* [STATED TASK]: Please reproduce the items below with "bounding box" replaced by "bounding rectangle" and everything else left as it is. Omit the pictures from your answer.

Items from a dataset
▬▬▬▬▬▬▬▬▬▬
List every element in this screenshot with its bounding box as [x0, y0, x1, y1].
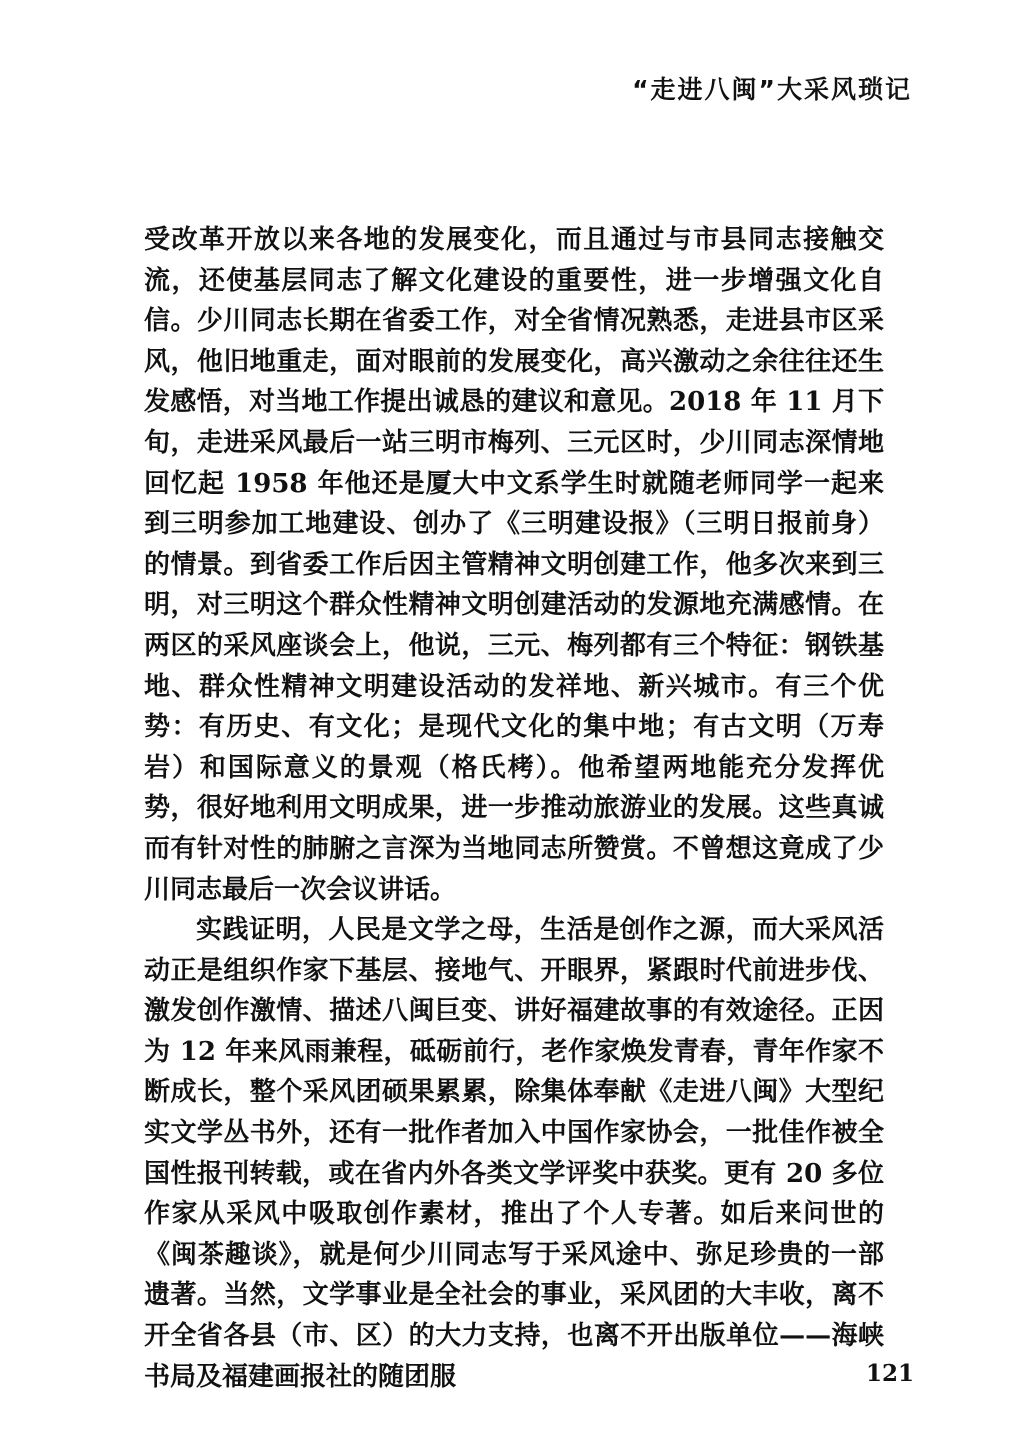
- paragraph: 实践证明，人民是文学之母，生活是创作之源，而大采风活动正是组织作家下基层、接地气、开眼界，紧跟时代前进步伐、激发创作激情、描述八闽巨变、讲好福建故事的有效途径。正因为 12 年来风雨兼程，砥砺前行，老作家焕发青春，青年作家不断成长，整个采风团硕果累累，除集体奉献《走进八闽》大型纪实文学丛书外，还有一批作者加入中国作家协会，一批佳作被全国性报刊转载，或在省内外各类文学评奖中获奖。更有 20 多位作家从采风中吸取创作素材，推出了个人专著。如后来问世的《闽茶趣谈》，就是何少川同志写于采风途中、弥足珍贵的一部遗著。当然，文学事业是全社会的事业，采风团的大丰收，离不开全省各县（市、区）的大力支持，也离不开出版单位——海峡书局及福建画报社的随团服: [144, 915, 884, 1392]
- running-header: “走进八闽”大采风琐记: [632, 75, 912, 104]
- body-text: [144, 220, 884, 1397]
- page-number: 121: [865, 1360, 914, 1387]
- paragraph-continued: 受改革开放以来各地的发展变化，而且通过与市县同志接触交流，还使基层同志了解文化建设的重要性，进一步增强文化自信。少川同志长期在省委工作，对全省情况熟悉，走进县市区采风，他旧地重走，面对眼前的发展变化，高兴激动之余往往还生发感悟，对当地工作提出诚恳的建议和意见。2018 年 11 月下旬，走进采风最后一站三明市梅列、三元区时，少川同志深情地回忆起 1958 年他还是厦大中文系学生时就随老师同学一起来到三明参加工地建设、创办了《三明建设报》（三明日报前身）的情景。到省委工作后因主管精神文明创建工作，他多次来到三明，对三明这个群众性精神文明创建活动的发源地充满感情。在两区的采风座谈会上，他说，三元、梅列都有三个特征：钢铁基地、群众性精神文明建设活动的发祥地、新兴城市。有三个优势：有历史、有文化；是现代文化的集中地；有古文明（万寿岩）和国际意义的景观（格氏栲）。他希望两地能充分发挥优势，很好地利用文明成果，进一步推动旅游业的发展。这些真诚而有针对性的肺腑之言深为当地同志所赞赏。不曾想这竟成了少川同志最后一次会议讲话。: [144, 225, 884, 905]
▬▬▬▬▬▬▬▬▬▬
* [RESPONSE]:
List every element in this screenshot with its bounding rectangle as [x0, y0, x1, y1].
- paragraph: 实践证明，人民是文学之母，生活是创作之源，而大采风活动正是组织作家下基层、接地气、开眼界，紧跟时代前进步伐、激发创作激情、描述八闽巨变、讲好福建故事的有效途径。正因为 12 年来风雨兼程，砥砺前行，老作家焕发青春，青年作家不断成长，整个采风团硕果累累，除集体奉献《走进八闽》大型纪实文学丛书外，还有一批作者加入中国作家协会，一批佳作被全国性报刊转载，或在省内外各类文学评奖中获奖。更有 20 多位作家从采风中吸取创作素材，推出了个人专著。如后来问世的《闽茶趣谈》，就是何少川同志写于采风途中、弥足珍贵的一部遗著。当然，文学事业是全社会的事业，采风团的大丰收，离不开全省各县（市、区）的大力支持，也离不开出版单位——海峡书局及福建画报社的随团服: [144, 915, 884, 1392]
- running-header: “走进八闽”大采风琐记: [632, 75, 912, 104]
- body-text: [144, 220, 884, 1397]
- page-number: 121: [865, 1360, 914, 1387]
- paragraph-continued: 受改革开放以来各地的发展变化，而且通过与市县同志接触交流，还使基层同志了解文化建设的重要性，进一步增强文化自信。少川同志长期在省委工作，对全省情况熟悉，走进县市区采风，他旧地重走，面对眼前的发展变化，高兴激动之余往往还生发感悟，对当地工作提出诚恳的建议和意见。2018 年 11 月下旬，走进采风最后一站三明市梅列、三元区时，少川同志深情地回忆起 1958 年他还是厦大中文系学生时就随老师同学一起来到三明参加工地建设、创办了《三明建设报》（三明日报前身）的情景。到省委工作后因主管精神文明创建工作，他多次来到三明，对三明这个群众性精神文明创建活动的发源地充满感情。在两区的采风座谈会上，他说，三元、梅列都有三个特征：钢铁基地、群众性精神文明建设活动的发祥地、新兴城市。有三个优势：有历史、有文化；是现代文化的集中地；有古文明（万寿岩）和国际意义的景观（格氏栲）。他希望两地能充分发挥优势，很好地利用文明成果，进一步推动旅游业的发展。这些真诚而有针对性的肺腑之言深为当地同志所赞赏。不曾想这竟成了少川同志最后一次会议讲话。: [144, 225, 884, 905]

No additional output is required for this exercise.